TASK DATA
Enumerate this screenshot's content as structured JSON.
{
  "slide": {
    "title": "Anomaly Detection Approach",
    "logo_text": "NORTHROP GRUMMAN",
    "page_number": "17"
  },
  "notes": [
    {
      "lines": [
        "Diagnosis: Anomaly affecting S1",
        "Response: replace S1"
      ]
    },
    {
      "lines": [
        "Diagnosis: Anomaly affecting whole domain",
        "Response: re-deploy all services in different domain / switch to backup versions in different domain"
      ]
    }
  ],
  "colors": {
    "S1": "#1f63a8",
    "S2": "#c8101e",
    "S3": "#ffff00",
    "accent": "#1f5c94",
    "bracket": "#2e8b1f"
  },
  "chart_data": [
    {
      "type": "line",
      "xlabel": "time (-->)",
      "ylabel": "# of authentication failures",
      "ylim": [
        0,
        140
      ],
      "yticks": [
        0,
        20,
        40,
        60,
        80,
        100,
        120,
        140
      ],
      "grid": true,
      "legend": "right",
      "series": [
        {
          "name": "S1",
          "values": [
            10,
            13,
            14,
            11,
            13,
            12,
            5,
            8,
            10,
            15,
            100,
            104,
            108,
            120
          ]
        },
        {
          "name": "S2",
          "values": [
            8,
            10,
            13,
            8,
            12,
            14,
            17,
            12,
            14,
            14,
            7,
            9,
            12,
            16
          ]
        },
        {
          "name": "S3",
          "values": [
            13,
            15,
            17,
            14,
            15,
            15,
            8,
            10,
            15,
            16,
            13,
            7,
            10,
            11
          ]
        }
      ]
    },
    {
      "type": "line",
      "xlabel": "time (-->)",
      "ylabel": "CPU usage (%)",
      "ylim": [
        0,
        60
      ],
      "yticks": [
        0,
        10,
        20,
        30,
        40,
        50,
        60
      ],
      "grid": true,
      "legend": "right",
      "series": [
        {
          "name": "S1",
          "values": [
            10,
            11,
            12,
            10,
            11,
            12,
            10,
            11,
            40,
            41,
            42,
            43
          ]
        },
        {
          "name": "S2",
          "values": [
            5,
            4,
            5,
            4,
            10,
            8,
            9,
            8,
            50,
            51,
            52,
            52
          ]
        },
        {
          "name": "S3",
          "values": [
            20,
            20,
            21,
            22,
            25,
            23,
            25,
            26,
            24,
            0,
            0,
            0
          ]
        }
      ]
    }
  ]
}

TASK PROMPT
Each record should come back exactly as written.

TASK ANSWER
Enumerate this screenshot's content as structured JSON.
{
  "slide": {
    "title": "Anomaly Detection Approach",
    "logo_text": "NORTHROP GRUMMAN",
    "page_number": "17"
  },
  "notes": [
    {
      "lines": [
        "Diagnosis: Anomaly affecting S1",
        "Response: replace S1"
      ]
    },
    {
      "lines": [
        "Diagnosis: Anomaly affecting whole domain",
        "Response: re-deploy all services in different domain / switch to backup versions in different domain"
      ]
    }
  ],
  "colors": {
    "S1": "#1f63a8",
    "S2": "#c8101e",
    "S3": "#ffff00",
    "accent": "#1f5c94",
    "bracket": "#2e8b1f"
  },
  "chart_data": [
    {
      "type": "line",
      "xlabel": "time (-->)",
      "ylabel": "# of authentication failures",
      "ylim": [
        0,
        140
      ],
      "yticks": [
        0,
        20,
        40,
        60,
        80,
        100,
        120,
        140
      ],
      "grid": true,
      "legend": "right",
      "series": [
        {
          "name": "S1",
          "values": [
            10,
            13,
            14,
            11,
            13,
            12,
            5,
            8,
            10,
            15,
            100,
            104,
            108,
            120
          ]
        },
        {
          "name": "S2",
          "values": [
            8,
            10,
            13,
            8,
            12,
            14,
            17,
            12,
            14,
            14,
            7,
            9,
            12,
            16
          ]
        },
        {
          "name": "S3",
          "values": [
            13,
            15,
            17,
            14,
            15,
            15,
            8,
            10,
            15,
            16,
            13,
            7,
            10,
            11
          ]
        }
      ]
    },
    {
      "type": "line",
      "xlabel": "time (-->)",
      "ylabel": "CPU usage (%)",
      "ylim": [
        0,
        60
      ],
      "yticks": [
        0,
        10,
        20,
        30,
        40,
        50,
        60
      ],
      "grid": true,
      "legend": "right",
      "series": [
        {
          "name": "S1",
          "values": [
            10,
            11,
            12,
            10,
            11,
            12,
            10,
            11,
            40,
            41,
            42,
            43
          ]
        },
        {
          "name": "S2",
          "values": [
            5,
            4,
            5,
            4,
            10,
            8,
            9,
            8,
            50,
            51,
            52,
            52
          ]
        },
        {
          "name": "S3",
          "values": [
            20,
            20,
            21,
            22,
            25,
            23,
            25,
            26,
            24,
            0,
            0,
            0
          ]
        }
      ]
    }
  ]
}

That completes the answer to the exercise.